Chart and figure data:
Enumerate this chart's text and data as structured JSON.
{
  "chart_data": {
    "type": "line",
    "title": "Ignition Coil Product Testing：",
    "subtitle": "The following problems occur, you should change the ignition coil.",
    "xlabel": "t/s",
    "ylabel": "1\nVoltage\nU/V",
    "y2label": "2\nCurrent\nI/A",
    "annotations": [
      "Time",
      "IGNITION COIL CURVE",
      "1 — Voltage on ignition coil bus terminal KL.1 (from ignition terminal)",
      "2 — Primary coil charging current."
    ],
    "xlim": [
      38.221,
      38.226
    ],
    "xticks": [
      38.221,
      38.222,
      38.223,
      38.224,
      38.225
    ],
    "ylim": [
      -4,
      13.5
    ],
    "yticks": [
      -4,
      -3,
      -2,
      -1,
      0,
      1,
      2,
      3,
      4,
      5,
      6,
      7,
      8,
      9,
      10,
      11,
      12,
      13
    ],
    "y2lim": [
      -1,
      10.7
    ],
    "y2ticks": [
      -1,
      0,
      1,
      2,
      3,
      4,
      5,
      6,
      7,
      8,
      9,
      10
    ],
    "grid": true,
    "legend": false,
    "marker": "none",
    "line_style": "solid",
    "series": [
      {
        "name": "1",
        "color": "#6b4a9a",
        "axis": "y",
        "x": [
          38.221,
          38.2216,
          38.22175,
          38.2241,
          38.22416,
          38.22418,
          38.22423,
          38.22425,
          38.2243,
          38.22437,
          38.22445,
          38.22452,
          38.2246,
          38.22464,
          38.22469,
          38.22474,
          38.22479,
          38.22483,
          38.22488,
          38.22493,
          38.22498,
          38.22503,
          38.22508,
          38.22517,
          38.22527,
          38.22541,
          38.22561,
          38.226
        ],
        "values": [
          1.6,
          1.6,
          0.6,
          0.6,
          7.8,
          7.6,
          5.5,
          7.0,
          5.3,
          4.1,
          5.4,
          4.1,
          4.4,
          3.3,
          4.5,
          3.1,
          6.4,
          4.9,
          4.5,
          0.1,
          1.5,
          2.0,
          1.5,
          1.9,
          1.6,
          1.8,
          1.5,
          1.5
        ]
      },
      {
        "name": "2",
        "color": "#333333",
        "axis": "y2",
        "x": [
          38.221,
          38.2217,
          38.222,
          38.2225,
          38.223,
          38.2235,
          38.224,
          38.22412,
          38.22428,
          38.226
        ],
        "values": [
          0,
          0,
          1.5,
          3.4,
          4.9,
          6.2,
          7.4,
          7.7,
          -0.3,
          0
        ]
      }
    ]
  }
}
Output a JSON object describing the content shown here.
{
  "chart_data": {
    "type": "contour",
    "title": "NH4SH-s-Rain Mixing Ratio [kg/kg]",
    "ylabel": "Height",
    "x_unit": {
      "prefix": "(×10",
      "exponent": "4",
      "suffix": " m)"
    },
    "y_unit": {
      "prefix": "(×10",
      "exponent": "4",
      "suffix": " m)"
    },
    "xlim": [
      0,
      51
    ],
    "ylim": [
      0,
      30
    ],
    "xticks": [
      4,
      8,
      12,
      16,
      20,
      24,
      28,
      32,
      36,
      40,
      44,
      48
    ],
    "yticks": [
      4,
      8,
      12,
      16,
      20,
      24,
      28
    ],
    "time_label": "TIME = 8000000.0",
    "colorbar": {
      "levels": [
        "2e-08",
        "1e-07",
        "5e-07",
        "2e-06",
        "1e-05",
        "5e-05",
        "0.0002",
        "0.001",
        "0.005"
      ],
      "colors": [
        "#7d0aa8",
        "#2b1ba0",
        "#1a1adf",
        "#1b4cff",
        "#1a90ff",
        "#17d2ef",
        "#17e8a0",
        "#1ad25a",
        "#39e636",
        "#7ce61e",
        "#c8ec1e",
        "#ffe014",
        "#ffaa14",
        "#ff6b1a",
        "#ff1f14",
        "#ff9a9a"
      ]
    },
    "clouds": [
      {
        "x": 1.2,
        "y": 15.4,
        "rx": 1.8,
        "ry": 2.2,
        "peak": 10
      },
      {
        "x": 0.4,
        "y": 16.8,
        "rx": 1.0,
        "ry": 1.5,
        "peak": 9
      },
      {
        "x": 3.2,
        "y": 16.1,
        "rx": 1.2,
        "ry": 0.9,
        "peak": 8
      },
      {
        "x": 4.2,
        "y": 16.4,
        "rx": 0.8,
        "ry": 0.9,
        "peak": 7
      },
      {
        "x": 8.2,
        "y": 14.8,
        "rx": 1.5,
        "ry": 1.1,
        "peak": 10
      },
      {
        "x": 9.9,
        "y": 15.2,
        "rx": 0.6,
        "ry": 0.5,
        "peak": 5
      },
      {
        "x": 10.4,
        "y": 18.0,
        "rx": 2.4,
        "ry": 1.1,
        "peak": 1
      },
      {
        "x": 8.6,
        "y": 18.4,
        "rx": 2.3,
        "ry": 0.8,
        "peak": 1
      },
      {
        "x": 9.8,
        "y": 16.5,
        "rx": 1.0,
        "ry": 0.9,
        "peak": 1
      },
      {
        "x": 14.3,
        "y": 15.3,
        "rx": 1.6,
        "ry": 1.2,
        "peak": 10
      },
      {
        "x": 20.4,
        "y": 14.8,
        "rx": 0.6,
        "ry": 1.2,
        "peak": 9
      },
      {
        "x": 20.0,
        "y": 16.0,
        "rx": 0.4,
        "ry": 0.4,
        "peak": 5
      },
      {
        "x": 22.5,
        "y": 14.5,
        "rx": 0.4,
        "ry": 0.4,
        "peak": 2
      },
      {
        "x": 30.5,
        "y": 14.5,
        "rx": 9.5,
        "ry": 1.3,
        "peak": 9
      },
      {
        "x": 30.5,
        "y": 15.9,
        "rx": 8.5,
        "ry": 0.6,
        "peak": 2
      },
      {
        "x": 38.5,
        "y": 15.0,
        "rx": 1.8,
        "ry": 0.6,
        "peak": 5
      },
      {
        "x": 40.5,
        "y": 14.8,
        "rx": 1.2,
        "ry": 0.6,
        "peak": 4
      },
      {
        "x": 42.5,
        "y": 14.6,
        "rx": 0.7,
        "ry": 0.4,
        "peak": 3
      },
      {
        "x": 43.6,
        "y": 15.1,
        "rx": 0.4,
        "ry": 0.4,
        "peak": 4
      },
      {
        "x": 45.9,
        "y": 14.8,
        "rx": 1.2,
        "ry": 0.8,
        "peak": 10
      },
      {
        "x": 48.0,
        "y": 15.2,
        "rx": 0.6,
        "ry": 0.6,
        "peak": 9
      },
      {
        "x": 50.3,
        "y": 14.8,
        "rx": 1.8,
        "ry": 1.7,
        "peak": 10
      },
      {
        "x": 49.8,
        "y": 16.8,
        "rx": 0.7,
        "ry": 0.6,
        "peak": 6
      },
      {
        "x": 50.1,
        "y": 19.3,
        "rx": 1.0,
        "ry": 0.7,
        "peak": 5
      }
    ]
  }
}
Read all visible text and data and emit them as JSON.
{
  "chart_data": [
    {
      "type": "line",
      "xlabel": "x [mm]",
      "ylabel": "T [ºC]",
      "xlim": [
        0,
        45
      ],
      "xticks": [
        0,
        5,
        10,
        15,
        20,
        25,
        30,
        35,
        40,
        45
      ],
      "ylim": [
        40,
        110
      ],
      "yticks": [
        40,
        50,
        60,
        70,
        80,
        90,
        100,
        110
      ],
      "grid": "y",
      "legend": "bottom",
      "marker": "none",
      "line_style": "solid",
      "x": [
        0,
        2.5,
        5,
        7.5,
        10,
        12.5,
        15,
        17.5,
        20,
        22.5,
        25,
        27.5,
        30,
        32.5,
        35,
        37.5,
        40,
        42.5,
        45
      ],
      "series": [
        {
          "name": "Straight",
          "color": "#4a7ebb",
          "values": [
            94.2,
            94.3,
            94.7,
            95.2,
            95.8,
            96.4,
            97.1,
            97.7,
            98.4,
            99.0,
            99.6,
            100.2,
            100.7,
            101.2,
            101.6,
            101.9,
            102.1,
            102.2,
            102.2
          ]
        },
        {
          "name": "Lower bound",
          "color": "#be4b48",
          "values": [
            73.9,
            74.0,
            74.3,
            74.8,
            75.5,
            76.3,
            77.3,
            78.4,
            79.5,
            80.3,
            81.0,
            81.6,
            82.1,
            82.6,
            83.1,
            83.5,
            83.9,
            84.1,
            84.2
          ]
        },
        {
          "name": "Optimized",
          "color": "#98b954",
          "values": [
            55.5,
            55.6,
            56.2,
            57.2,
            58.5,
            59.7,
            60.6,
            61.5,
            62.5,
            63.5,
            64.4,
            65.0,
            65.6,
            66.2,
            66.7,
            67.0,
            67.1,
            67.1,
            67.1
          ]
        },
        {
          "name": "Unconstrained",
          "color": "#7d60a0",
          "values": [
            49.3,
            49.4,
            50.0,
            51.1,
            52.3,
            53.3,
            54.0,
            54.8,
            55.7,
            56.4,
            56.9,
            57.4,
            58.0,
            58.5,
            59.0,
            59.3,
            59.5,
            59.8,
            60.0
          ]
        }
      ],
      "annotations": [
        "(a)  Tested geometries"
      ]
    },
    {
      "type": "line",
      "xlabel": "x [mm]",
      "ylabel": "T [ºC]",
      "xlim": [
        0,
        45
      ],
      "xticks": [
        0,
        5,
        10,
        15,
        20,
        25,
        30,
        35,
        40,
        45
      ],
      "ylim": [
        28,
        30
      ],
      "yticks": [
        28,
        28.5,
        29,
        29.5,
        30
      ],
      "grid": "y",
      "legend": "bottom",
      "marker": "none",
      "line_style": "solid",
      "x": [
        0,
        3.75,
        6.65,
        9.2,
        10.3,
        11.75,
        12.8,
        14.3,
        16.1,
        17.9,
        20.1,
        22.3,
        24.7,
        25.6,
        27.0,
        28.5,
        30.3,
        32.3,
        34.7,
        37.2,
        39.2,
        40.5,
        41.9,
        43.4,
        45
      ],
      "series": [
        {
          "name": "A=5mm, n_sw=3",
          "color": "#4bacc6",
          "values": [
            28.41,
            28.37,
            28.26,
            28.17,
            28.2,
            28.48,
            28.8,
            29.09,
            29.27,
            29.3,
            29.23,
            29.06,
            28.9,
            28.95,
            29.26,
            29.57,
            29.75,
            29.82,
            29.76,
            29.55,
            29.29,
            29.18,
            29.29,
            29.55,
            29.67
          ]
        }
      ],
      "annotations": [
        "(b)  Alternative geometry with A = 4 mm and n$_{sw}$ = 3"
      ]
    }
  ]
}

» **Goal**: Go through the records and show every line with the string "ylabel" in it.

» **Answer to the task**:
    "ylabel": "1\nVoltage\nU/V",
    "ylabel": "Height",
      "ylabel": "T [ºC]",
      "ylabel": "T [ºC]",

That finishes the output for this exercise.